=== TASK INPUT ===

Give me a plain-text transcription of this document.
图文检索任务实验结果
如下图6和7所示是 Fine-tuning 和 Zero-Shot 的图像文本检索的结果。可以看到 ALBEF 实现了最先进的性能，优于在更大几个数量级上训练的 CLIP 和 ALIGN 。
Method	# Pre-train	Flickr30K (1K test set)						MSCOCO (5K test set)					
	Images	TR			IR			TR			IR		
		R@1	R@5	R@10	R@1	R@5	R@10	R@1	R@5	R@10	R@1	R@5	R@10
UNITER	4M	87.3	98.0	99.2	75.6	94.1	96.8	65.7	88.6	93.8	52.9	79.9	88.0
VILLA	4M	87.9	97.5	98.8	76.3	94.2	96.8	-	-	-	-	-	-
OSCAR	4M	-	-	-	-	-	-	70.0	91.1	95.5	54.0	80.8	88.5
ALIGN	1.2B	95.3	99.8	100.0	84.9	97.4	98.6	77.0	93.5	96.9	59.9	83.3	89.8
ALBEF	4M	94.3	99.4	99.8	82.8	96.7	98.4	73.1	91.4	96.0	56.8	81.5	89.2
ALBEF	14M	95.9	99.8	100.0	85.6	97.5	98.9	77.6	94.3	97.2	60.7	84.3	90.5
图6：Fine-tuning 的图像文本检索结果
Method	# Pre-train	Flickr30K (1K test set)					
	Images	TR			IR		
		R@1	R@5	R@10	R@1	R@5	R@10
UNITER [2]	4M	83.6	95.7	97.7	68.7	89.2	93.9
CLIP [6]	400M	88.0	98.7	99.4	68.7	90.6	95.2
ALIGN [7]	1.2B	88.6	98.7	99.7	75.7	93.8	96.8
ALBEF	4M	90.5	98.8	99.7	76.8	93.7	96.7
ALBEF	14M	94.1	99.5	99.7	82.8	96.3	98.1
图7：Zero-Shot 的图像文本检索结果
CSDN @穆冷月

===

» SHORT TASK
Recopy all the lines exactly as they appear.

» EXERCISE RESPONSE
Give me a plain-text transcription of this document.
图文检索任务实验结果
如下图6和7所示是 Fine-tuning 和 Zero-Shot 的图像文本检索的结果。可以看到 ALBEF 实现了最先进的性能，优于在更大几个数量级上训练的 CLIP 和 ALIGN 。
Method	# Pre-train	Flickr30K (1K test set)						MSCOCO (5K test set)					
	Images	TR			IR			TR			IR		
		R@1	R@5	R@10	R@1	R@5	R@10	R@1	R@5	R@10	R@1	R@5	R@10
UNITER	4M	87.3	98.0	99.2	75.6	94.1	96.8	65.7	88.6	93.8	52.9	79.9	88.0
VILLA	4M	87.9	97.5	98.8	76.3	94.2	96.8	-	-	-	-	-	-
OSCAR	4M	-	-	-	-	-	-	70.0	91.1	95.5	54.0	80.8	88.5
ALIGN	1.2B	95.3	99.8	100.0	84.9	97.4	98.6	77.0	93.5	96.9	59.9	83.3	89.8
ALBEF	4M	94.3	99.4	99.8	82.8	96.7	98.4	73.1	91.4	96.0	56.8	81.5	89.2
ALBEF	14M	95.9	99.8	100.0	85.6	97.5	98.9	77.6	94.3	97.2	60.7	84.3	90.5
图6：Fine-tuning 的图像文本检索结果
Method	# Pre-train	Flickr30K (1K test set)					
	Images	TR			IR		
		R@1	R@5	R@10	R@1	R@5	R@10
UNITER [2]	4M	83.6	95.7	97.7	68.7	89.2	93.9
CLIP [6]	400M	88.0	98.7	99.4	68.7	90.6	95.2
ALIGN [7]	1.2B	88.6	98.7	99.7	75.7	93.8	96.8
ALBEF	4M	90.5	98.8	99.7	76.8	93.7	96.7
ALBEF	14M	94.1	99.5	99.7	82.8	96.3	98.1
图7：Zero-Shot 的图像文本检索结果
CSDN @穆冷月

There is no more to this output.